● **TASK INSTRUCTIONS**: Retype the listing that follows, exactly as written.

● **RECORDS TO USE**:
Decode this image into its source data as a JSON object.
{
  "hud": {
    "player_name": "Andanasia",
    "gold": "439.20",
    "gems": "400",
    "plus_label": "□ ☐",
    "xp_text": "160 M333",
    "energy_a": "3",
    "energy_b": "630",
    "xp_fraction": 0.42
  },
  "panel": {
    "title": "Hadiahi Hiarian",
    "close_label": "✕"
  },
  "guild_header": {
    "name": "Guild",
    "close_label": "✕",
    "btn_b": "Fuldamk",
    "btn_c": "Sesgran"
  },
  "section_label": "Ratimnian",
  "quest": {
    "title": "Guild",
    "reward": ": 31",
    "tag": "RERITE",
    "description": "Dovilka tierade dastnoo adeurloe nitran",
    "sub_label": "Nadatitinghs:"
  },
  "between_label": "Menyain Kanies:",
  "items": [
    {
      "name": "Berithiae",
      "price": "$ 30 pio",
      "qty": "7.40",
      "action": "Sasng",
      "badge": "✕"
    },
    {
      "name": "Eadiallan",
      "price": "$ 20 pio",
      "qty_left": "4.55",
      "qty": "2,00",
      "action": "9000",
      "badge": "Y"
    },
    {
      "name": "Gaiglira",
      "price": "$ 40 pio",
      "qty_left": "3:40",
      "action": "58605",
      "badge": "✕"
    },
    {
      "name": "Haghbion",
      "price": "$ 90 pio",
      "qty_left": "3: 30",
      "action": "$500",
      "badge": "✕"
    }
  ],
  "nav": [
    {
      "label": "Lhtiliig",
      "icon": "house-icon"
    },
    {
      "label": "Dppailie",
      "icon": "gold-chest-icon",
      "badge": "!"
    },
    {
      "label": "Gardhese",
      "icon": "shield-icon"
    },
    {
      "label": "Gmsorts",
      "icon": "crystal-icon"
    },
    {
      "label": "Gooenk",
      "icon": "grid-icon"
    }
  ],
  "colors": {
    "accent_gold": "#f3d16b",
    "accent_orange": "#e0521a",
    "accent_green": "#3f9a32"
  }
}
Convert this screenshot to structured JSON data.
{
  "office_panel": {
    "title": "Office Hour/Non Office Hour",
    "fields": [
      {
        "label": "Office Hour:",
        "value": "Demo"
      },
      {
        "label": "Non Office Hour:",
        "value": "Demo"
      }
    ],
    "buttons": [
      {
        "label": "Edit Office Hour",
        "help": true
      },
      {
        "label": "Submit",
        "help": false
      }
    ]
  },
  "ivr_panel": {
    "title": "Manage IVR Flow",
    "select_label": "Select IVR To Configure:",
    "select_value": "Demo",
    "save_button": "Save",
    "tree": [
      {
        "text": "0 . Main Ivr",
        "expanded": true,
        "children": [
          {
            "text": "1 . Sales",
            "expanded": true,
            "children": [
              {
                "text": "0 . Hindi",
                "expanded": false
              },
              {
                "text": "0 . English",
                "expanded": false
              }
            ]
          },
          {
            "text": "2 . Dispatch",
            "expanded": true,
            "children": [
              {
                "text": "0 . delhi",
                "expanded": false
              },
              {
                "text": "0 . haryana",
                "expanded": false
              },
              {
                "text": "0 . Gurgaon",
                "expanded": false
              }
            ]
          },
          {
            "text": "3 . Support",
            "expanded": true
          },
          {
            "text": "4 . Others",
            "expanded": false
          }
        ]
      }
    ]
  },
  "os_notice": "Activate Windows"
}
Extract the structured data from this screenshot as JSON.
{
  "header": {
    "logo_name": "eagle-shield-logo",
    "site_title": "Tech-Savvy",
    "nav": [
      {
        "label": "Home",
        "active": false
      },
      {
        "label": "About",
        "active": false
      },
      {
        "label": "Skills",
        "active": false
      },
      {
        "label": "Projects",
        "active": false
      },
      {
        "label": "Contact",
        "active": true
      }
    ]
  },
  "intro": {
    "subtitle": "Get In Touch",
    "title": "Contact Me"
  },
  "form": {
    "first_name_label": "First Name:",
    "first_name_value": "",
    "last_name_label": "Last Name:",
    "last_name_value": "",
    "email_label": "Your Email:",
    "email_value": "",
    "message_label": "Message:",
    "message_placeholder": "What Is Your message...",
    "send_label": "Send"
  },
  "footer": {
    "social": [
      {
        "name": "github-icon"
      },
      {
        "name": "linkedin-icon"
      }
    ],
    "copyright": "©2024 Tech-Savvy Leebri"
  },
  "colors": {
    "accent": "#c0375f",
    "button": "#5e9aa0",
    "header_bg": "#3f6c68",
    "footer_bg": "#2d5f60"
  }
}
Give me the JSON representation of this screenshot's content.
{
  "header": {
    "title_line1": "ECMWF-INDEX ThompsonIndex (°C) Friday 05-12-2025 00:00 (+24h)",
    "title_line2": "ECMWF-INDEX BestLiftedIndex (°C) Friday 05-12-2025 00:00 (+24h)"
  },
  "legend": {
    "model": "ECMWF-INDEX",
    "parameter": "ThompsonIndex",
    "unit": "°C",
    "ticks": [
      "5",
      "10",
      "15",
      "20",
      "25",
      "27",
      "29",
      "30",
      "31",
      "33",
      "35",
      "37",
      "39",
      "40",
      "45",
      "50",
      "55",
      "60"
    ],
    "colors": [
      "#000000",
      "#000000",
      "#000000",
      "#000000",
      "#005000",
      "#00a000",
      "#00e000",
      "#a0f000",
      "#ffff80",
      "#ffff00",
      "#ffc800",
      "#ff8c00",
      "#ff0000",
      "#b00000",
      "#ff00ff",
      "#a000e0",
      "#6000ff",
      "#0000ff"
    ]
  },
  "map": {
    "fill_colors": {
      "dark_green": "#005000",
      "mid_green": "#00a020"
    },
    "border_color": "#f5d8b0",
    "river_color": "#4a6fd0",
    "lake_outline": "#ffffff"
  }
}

● **CORRECT RESULT**:
Decode this image into its source data as a JSON object.
{
  "hud": {
    "player_name": "Andanasia",
    "gold": "439.20",
    "gems": "400",
    "plus_label": "□ ☐",
    "xp_text": "160 M333",
    "energy_a": "3",
    "energy_b": "630",
    "xp_fraction": 0.42
  },
  "panel": {
    "title": "Hadiahi Hiarian",
    "close_label": "✕"
  },
  "guild_header": {
    "name": "Guild",
    "close_label": "✕",
    "btn_b": "Fuldamk",
    "btn_c": "Sesgran"
  },
  "section_label": "Ratimnian",
  "quest": {
    "title": "Guild",
    "reward": ": 31",
    "tag": "RERITE",
    "description": "Dovilka tierade dastnoo adeurloe nitran",
    "sub_label": "Nadatitinghs:"
  },
  "between_label": "Menyain Kanies:",
  "items": [
    {
      "name": "Berithiae",
      "price": "$ 30 pio",
      "qty": "7.40",
      "action": "Sasng",
      "badge": "✕"
    },
    {
      "name": "Eadiallan",
      "price": "$ 20 pio",
      "qty_left": "4.55",
      "qty": "2,00",
      "action": "9000",
      "badge": "Y"
    },
    {
      "name": "Gaiglira",
      "price": "$ 40 pio",
      "qty_left": "3:40",
      "action": "58605",
      "badge": "✕"
    },
    {
      "name": "Haghbion",
      "price": "$ 90 pio",
      "qty_left": "3: 30",
      "action": "$500",
      "badge": "✕"
    }
  ],
  "nav": [
    {
      "label": "Lhtiliig",
      "icon": "house-icon"
    },
    {
      "label": "Dppailie",
      "icon": "gold-chest-icon",
      "badge": "!"
    },
    {
      "label": "Gardhese",
      "icon": "shield-icon"
    },
    {
      "label": "Gmsorts",
      "icon": "crystal-icon"
    },
    {
      "label": "Gooenk",
      "icon": "grid-icon"
    }
  ],
  "colors": {
    "accent_gold": "#f3d16b",
    "accent_orange": "#e0521a",
    "accent_green": "#3f9a32"
  }
}
Convert this screenshot to structured JSON data.
{
  "office_panel": {
    "title": "Office Hour/Non Office Hour",
    "fields": [
      {
        "label": "Office Hour:",
        "value": "Demo"
      },
      {
        "label": "Non Office Hour:",
        "value": "Demo"
      }
    ],
    "buttons": [
      {
        "label": "Edit Office Hour",
        "help": true
      },
      {
        "label": "Submit",
        "help": false
      }
    ]
  },
  "ivr_panel": {
    "title": "Manage IVR Flow",
    "select_label": "Select IVR To Configure:",
    "select_value": "Demo",
    "save_button": "Save",
    "tree": [
      {
        "text": "0 . Main Ivr",
        "expanded": true,
        "children": [
          {
            "text": "1 . Sales",
            "expanded": true,
            "children": [
              {
                "text": "0 . Hindi",
                "expanded": false
              },
              {
                "text": "0 . English",
                "expanded": false
              }
            ]
          },
          {
            "text": "2 . Dispatch",
            "expanded": true,
            "children": [
              {
                "text": "0 . delhi",
                "expanded": false
              },
              {
                "text": "0 . haryana",
                "expanded": false
              },
              {
                "text": "0 . Gurgaon",
                "expanded": false
              }
            ]
          },
          {
            "text": "3 . Support",
            "expanded": true
          },
          {
            "text": "4 . Others",
            "expanded": false
          }
        ]
      }
    ]
  },
  "os_notice": "Activate Windows"
}
Extract the structured data from this screenshot as JSON.
{
  "header": {
    "logo_name": "eagle-shield-logo",
    "site_title": "Tech-Savvy",
    "nav": [
      {
        "label": "Home",
        "active": false
      },
      {
        "label": "About",
        "active": false
      },
      {
        "label": "Skills",
        "active": false
      },
      {
        "label": "Projects",
        "active": false
      },
      {
        "label": "Contact",
        "active": true
      }
    ]
  },
  "intro": {
    "subtitle": "Get In Touch",
    "title": "Contact Me"
  },
  "form": {
    "first_name_label": "First Name:",
    "first_name_value": "",
    "last_name_label": "Last Name:",
    "last_name_value": "",
    "email_label": "Your Email:",
    "email_value": "",
    "message_label": "Message:",
    "message_placeholder": "What Is Your message...",
    "send_label": "Send"
  },
  "footer": {
    "social": [
      {
        "name": "github-icon"
      },
      {
        "name": "linkedin-icon"
      }
    ],
    "copyright": "©2024 Tech-Savvy Leebri"
  },
  "colors": {
    "accent": "#c0375f",
    "button": "#5e9aa0",
    "header_bg": "#3f6c68",
    "footer_bg": "#2d5f60"
  }
}
Give me the JSON representation of this screenshot's content.
{
  "header": {
    "title_line1": "ECMWF-INDEX ThompsonIndex (°C) Friday 05-12-2025 00:00 (+24h)",
    "title_line2": "ECMWF-INDEX BestLiftedIndex (°C) Friday 05-12-2025 00:00 (+24h)"
  },
  "legend": {
    "model": "ECMWF-INDEX",
    "parameter": "ThompsonIndex",
    "unit": "°C",
    "ticks": [
      "5",
      "10",
      "15",
      "20",
      "25",
      "27",
      "29",
      "30",
      "31",
      "33",
      "35",
      "37",
      "39",
      "40",
      "45",
      "50",
      "55",
      "60"
    ],
    "colors": [
      "#000000",
      "#000000",
      "#000000",
      "#000000",
      "#005000",
      "#00a000",
      "#00e000",
      "#a0f000",
      "#ffff80",
      "#ffff00",
      "#ffc800",
      "#ff8c00",
      "#ff0000",
      "#b00000",
      "#ff00ff",
      "#a000e0",
      "#6000ff",
      "#0000ff"
    ]
  },
  "map": {
    "fill_colors": {
      "dark_green": "#005000",
      "mid_green": "#00a020"
    },
    "border_color": "#f5d8b0",
    "river_color": "#4a6fd0",
    "lake_outline": "#ffffff"
  }
}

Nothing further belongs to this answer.